[START Material supplied]

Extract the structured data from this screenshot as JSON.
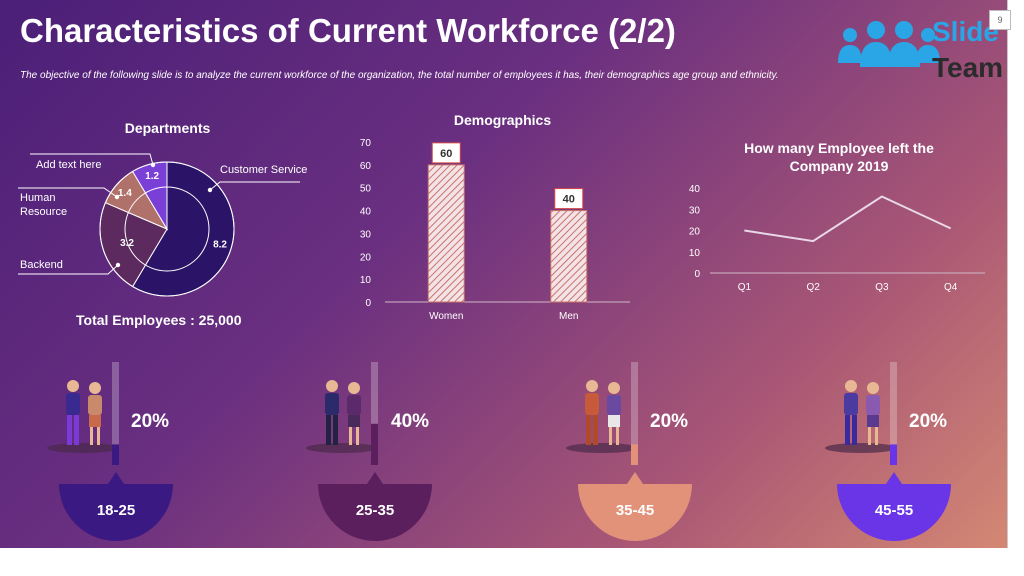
{
  "header": {
    "title": "Characteristics of Current Workforce (2/2)",
    "subtitle": "The objective of the following slide is to analyze the current workforce of the organization, the total number of employees it has, their demographics age group and ethnicity.",
    "page_number": "9",
    "logo": {
      "line1": "Slide",
      "line2": "Team",
      "icon": "people-group-icon"
    }
  },
  "departments": {
    "title": "Departments",
    "total_label": "Total Employees : 25,000",
    "callouts": {
      "add_text": "Add text here",
      "human_resource_1": "Human",
      "human_resource_2": "Resource",
      "backend": "Backend",
      "customer_service": "Customer Service"
    }
  },
  "age_groups": [
    {
      "label": "18-25",
      "percent_label": "20%",
      "value": 20,
      "color": "#3a1a82",
      "icon": "young-couple-icon"
    },
    {
      "label": "25-35",
      "percent_label": "40%",
      "value": 40,
      "color": "#5c1f5e",
      "icon": "business-couple-icon"
    },
    {
      "label": "35-45",
      "percent_label": "20%",
      "value": 20,
      "color": "#e3927a",
      "icon": "middle-age-couple-icon"
    },
    {
      "label": "45-55",
      "percent_label": "20%",
      "value": 20,
      "color": "#6a35e6",
      "icon": "senior-couple-icon"
    }
  ],
  "chart_data": [
    {
      "type": "pie",
      "title": "Departments",
      "categories": [
        "Customer Service",
        "Backend",
        "Human Resource",
        "Add text here"
      ],
      "values": [
        8.2,
        3.2,
        1.4,
        1.2
      ],
      "value_labels": [
        "8.2",
        "3.2",
        "1.4",
        "1.2"
      ],
      "colors": [
        "#2b1468",
        "#5c2a5e",
        "#b0716a",
        "#7a3fd6"
      ],
      "donut": true
    },
    {
      "type": "bar",
      "title": "Demographics",
      "categories": [
        "Women",
        "Men"
      ],
      "values": [
        60,
        40
      ],
      "value_labels": [
        "60",
        "40"
      ],
      "ylim": [
        0,
        70
      ],
      "yticks": [
        "0",
        "10",
        "20",
        "30",
        "40",
        "50",
        "60",
        "70"
      ],
      "xlabel": "",
      "ylabel": ""
    },
    {
      "type": "line",
      "title": "How many Employee left the Company  2019",
      "title_lines": [
        "How many Employee left the",
        "Company  2019"
      ],
      "categories": [
        "Q1",
        "Q2",
        "Q3",
        "Q4"
      ],
      "values": [
        20,
        15,
        36,
        21
      ],
      "ylim": [
        0,
        40
      ],
      "yticks": [
        "0",
        "10",
        "20",
        "30",
        "40"
      ]
    }
  ]
}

[END Material supplied]

Take the data above and repeat it exactly, leaving each picture out.

Extract the structured data from this screenshot as JSON.
{
  "header": {
    "title": "Characteristics of Current Workforce (2/2)",
    "subtitle": "The objective of the following slide is to analyze the current workforce of the organization, the total number of employees it has, their demographics age group and ethnicity.",
    "page_number": "9",
    "logo": {
      "line1": "Slide",
      "line2": "Team",
      "icon": "people-group-icon"
    }
  },
  "departments": {
    "title": "Departments",
    "total_label": "Total Employees : 25,000",
    "callouts": {
      "add_text": "Add text here",
      "human_resource_1": "Human",
      "human_resource_2": "Resource",
      "backend": "Backend",
      "customer_service": "Customer Service"
    }
  },
  "age_groups": [
    {
      "label": "18-25",
      "percent_label": "20%",
      "value": 20,
      "color": "#3a1a82",
      "icon": "young-couple-icon"
    },
    {
      "label": "25-35",
      "percent_label": "40%",
      "value": 40,
      "color": "#5c1f5e",
      "icon": "business-couple-icon"
    },
    {
      "label": "35-45",
      "percent_label": "20%",
      "value": 20,
      "color": "#e3927a",
      "icon": "middle-age-couple-icon"
    },
    {
      "label": "45-55",
      "percent_label": "20%",
      "value": 20,
      "color": "#6a35e6",
      "icon": "senior-couple-icon"
    }
  ],
  "chart_data": [
    {
      "type": "pie",
      "title": "Departments",
      "categories": [
        "Customer Service",
        "Backend",
        "Human Resource",
        "Add text here"
      ],
      "values": [
        8.2,
        3.2,
        1.4,
        1.2
      ],
      "value_labels": [
        "8.2",
        "3.2",
        "1.4",
        "1.2"
      ],
      "colors": [
        "#2b1468",
        "#5c2a5e",
        "#b0716a",
        "#7a3fd6"
      ],
      "donut": true
    },
    {
      "type": "bar",
      "title": "Demographics",
      "categories": [
        "Women",
        "Men"
      ],
      "values": [
        60,
        40
      ],
      "value_labels": [
        "60",
        "40"
      ],
      "ylim": [
        0,
        70
      ],
      "yticks": [
        "0",
        "10",
        "20",
        "30",
        "40",
        "50",
        "60",
        "70"
      ],
      "xlabel": "",
      "ylabel": ""
    },
    {
      "type": "line",
      "title": "How many Employee left the Company  2019",
      "title_lines": [
        "How many Employee left the",
        "Company  2019"
      ],
      "categories": [
        "Q1",
        "Q2",
        "Q3",
        "Q4"
      ],
      "values": [
        20,
        15,
        36,
        21
      ],
      "ylim": [
        0,
        40
      ],
      "yticks": [
        "0",
        "10",
        "20",
        "30",
        "40"
      ]
    }
  ]
}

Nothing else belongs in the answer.